→ Exercise objective: Will you give every entry again exactly as it stands?
.....
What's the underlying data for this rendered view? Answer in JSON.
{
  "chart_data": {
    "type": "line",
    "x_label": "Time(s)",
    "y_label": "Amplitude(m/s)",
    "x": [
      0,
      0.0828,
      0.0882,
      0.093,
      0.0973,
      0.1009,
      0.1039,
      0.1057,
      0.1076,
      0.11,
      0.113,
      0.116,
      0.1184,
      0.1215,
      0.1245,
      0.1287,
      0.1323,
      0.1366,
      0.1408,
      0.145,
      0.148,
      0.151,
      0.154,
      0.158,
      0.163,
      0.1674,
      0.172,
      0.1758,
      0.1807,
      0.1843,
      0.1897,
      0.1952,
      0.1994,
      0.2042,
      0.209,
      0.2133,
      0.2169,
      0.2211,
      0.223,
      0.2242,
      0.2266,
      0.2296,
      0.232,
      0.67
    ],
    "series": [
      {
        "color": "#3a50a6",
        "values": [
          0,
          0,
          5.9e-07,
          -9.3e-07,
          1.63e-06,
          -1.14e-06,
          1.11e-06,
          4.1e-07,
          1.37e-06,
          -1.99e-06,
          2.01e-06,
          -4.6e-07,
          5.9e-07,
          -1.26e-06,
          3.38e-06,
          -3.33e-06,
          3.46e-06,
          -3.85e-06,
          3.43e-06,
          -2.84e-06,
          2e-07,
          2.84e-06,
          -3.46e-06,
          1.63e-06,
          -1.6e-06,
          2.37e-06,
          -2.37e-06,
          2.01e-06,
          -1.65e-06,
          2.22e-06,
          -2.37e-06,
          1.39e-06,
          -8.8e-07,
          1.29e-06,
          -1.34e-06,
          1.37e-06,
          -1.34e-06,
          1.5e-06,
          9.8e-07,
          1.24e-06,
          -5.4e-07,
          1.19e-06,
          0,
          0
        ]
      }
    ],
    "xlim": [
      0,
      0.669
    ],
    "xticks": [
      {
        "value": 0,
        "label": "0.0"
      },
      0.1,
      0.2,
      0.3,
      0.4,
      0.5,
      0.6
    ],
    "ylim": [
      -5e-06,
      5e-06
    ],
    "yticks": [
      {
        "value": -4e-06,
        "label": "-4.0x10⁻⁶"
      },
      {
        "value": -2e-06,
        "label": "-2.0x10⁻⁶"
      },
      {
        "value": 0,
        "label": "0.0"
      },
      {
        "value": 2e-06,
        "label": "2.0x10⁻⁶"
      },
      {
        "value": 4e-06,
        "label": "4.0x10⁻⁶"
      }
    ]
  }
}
.....
→ Task answer:
What's the underlying data for this rendered view? Answer in JSON.
{
  "chart_data": {
    "type": "line",
    "x_label": "Time(s)",
    "y_label": "Amplitude(m/s)",
    "x": [
      0,
      0.0828,
      0.0882,
      0.093,
      0.0973,
      0.1009,
      0.1039,
      0.1057,
      0.1076,
      0.11,
      0.113,
      0.116,
      0.1184,
      0.1215,
      0.1245,
      0.1287,
      0.1323,
      0.1366,
      0.1408,
      0.145,
      0.148,
      0.151,
      0.154,
      0.158,
      0.163,
      0.1674,
      0.172,
      0.1758,
      0.1807,
      0.1843,
      0.1897,
      0.1952,
      0.1994,
      0.2042,
      0.209,
      0.2133,
      0.2169,
      0.2211,
      0.223,
      0.2242,
      0.2266,
      0.2296,
      0.232,
      0.67
    ],
    "series": [
      {
        "color": "#3a50a6",
        "values": [
          0,
          0,
          5.9e-07,
          -9.3e-07,
          1.63e-06,
          -1.14e-06,
          1.11e-06,
          4.1e-07,
          1.37e-06,
          -1.99e-06,
          2.01e-06,
          -4.6e-07,
          5.9e-07,
          -1.26e-06,
          3.38e-06,
          -3.33e-06,
          3.46e-06,
          -3.85e-06,
          3.43e-06,
          -2.84e-06,
          2e-07,
          2.84e-06,
          -3.46e-06,
          1.63e-06,
          -1.6e-06,
          2.37e-06,
          -2.37e-06,
          2.01e-06,
          -1.65e-06,
          2.22e-06,
          -2.37e-06,
          1.39e-06,
          -8.8e-07,
          1.29e-06,
          -1.34e-06,
          1.37e-06,
          -1.34e-06,
          1.5e-06,
          9.8e-07,
          1.24e-06,
          -5.4e-07,
          1.19e-06,
          0,
          0
        ]
      }
    ],
    "xlim": [
      0,
      0.669
    ],
    "xticks": [
      {
        "value": 0,
        "label": "0.0"
      },
      0.1,
      0.2,
      0.3,
      0.4,
      0.5,
      0.6
    ],
    "ylim": [
      -5e-06,
      5e-06
    ],
    "yticks": [
      {
        "value": -4e-06,
        "label": "-4.0x10⁻⁶"
      },
      {
        "value": -2e-06,
        "label": "-2.0x10⁻⁶"
      },
      {
        "value": 0,
        "label": "0.0"
      },
      {
        "value": 2e-06,
        "label": "2.0x10⁻⁶"
      },
      {
        "value": 4e-06,
        "label": "4.0x10⁻⁶"
      }
    ]
  }
}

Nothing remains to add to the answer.